Saved data entries →
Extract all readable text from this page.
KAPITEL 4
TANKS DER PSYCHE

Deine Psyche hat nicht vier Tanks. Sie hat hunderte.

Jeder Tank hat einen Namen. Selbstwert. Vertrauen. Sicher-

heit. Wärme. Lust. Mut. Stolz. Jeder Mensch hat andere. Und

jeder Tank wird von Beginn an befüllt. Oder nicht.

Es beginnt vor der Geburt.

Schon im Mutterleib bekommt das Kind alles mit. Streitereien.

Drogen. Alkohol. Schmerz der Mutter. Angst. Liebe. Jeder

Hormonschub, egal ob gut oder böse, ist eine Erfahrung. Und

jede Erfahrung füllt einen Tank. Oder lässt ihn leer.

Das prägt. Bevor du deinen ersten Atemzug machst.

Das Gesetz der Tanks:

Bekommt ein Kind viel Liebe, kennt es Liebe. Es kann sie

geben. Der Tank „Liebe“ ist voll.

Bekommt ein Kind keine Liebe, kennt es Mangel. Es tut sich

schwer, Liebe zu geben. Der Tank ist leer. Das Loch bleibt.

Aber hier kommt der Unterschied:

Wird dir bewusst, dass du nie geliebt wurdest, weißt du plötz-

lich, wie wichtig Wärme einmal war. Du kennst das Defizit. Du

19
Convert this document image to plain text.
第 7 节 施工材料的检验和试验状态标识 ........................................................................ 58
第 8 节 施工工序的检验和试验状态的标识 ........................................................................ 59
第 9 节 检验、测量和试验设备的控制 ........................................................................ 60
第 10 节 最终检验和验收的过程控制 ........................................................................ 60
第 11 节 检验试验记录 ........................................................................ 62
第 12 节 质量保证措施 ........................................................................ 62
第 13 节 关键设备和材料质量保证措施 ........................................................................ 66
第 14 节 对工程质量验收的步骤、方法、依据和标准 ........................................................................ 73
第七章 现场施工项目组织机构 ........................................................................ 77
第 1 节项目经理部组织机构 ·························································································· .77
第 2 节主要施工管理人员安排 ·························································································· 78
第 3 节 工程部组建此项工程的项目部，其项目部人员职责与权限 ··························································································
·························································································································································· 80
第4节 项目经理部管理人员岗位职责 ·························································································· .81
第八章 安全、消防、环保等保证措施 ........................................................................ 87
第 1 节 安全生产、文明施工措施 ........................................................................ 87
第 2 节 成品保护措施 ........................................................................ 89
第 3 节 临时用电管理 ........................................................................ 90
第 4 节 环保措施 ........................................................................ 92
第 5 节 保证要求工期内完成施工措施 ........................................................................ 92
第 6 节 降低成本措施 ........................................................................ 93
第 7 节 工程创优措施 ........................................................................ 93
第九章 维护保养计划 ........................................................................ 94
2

THE REQUEST →
Collect each line holding the string "Wärme".

TASK SOLUTION →
heit. Wärme. Lust. Mut. Stolz. Jeder Mensch hat andere. Und
lich, wie wichtig Wärme einmal war. Du kennst das Defizit. Du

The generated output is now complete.